-------- Material provided

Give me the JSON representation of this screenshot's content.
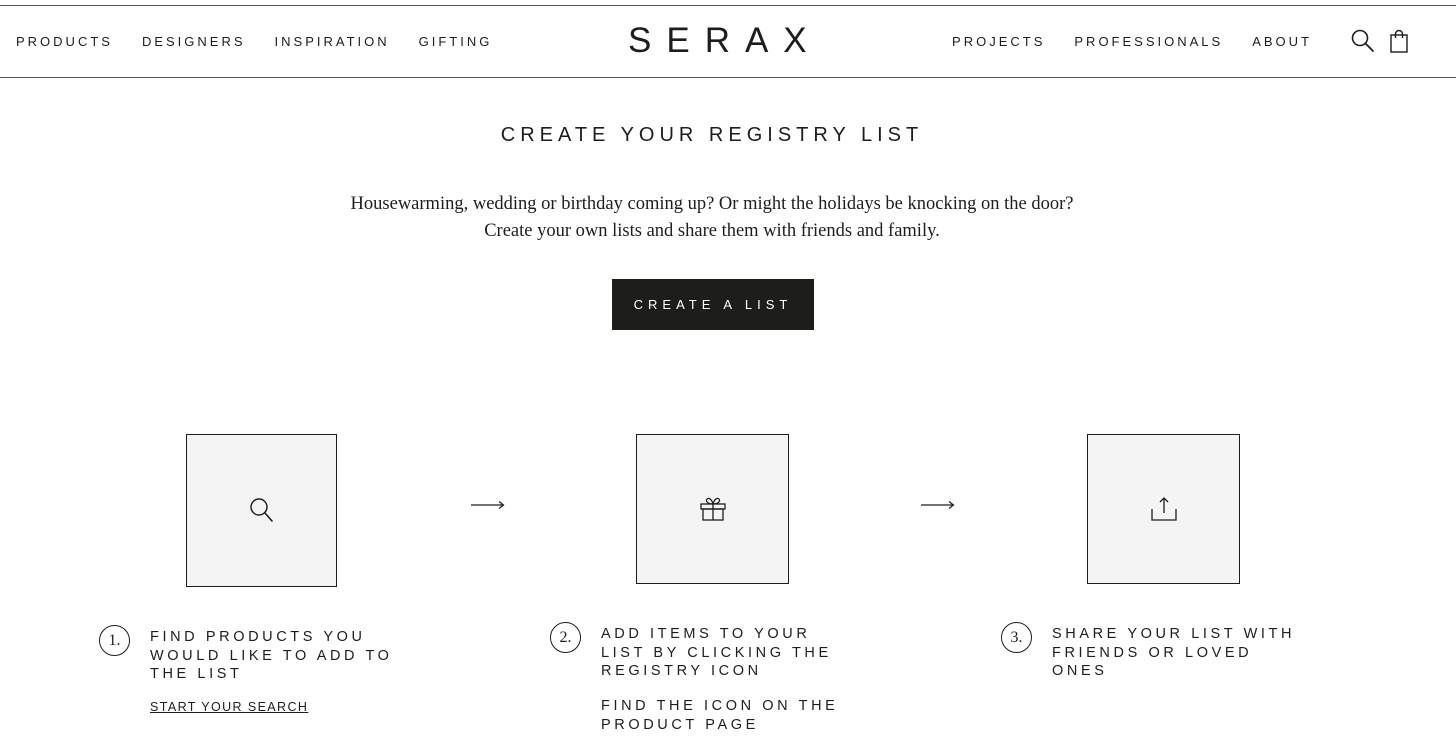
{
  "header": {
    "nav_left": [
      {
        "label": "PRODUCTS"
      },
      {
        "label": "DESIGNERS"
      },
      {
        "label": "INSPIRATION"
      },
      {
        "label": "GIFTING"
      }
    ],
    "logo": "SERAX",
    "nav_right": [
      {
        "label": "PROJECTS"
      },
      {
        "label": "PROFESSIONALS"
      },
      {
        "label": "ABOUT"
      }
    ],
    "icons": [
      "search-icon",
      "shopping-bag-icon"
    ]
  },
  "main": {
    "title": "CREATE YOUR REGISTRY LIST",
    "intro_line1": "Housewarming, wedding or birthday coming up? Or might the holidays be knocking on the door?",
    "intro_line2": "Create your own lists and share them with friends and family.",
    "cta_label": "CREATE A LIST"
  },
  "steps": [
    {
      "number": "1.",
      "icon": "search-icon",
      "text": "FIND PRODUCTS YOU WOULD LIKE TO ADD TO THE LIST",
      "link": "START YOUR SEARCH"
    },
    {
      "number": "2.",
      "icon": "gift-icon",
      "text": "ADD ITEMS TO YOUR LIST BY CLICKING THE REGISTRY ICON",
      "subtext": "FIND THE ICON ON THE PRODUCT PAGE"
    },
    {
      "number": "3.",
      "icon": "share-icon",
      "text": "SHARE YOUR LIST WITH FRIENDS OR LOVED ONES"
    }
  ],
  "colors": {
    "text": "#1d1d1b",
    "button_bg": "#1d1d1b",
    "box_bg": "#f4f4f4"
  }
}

----------------

→ What to produce
Search the lines above for the string "FIND", then show every one that has it.

→ Answer to this task
      "text": "FIND PRODUCTS YOU WOULD LIKE TO ADD TO THE LIST",
      "subtext": "FIND THE ICON ON THE PRODUCT PAGE"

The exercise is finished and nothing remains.